* WHAT IS BEING ASKED: Restate the listing below word for word, omitting any images.

"""

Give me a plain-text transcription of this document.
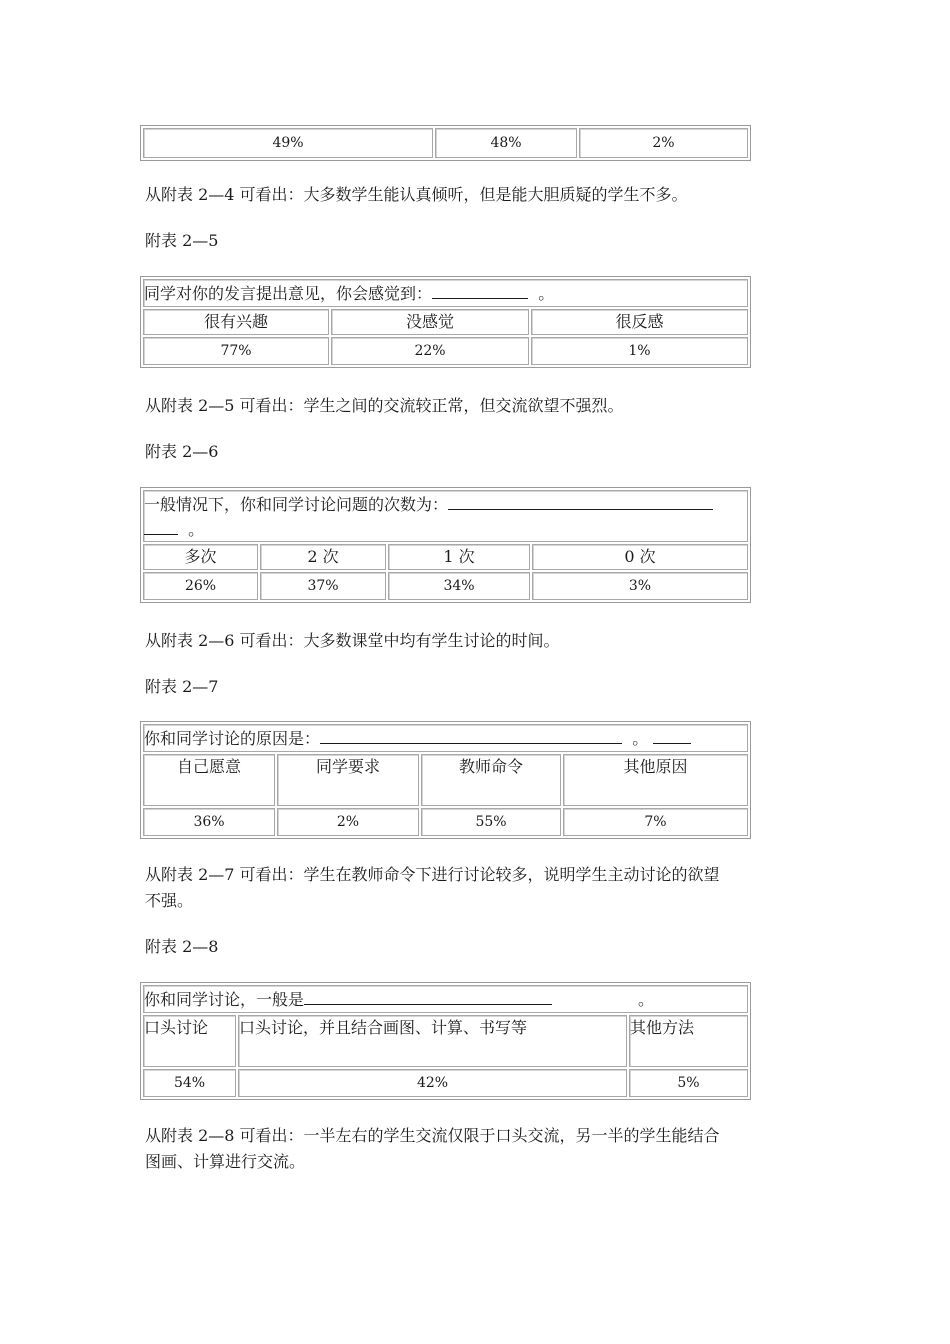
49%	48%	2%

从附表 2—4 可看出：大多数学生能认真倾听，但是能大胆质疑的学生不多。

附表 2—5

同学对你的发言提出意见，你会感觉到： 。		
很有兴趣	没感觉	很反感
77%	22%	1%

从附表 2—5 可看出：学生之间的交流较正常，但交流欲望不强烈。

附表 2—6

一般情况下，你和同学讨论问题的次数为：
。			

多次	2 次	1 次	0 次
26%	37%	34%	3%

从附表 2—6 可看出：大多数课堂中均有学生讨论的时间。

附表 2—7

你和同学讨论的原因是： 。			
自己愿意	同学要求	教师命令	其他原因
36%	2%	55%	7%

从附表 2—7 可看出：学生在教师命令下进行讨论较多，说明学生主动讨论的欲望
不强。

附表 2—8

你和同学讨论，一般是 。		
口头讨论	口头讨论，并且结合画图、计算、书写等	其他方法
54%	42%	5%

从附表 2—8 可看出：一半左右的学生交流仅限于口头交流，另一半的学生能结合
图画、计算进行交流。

"""

* WRITTEN ANSWER:
Give me a plain-text transcription of this document.
49%	48%	2%

从附表 2—4 可看出：大多数学生能认真倾听，但是能大胆质疑的学生不多。

附表 2—5

同学对你的发言提出意见，你会感觉到： 。		
很有兴趣	没感觉	很反感
77%	22%	1%

从附表 2—5 可看出：学生之间的交流较正常，但交流欲望不强烈。

附表 2—6

一般情况下，你和同学讨论问题的次数为：
。			

多次	2 次	1 次	0 次
26%	37%	34%	3%

从附表 2—6 可看出：大多数课堂中均有学生讨论的时间。

附表 2—7

你和同学讨论的原因是： 。			
自己愿意	同学要求	教师命令	其他原因
36%	2%	55%	7%

从附表 2—7 可看出：学生在教师命令下进行讨论较多，说明学生主动讨论的欲望
不强。

附表 2—8

你和同学讨论，一般是 。		
口头讨论	口头讨论，并且结合画图、计算、书写等	其他方法
54%	42%	5%

从附表 2—8 可看出：一半左右的学生交流仅限于口头交流，另一半的学生能结合
图画、计算进行交流。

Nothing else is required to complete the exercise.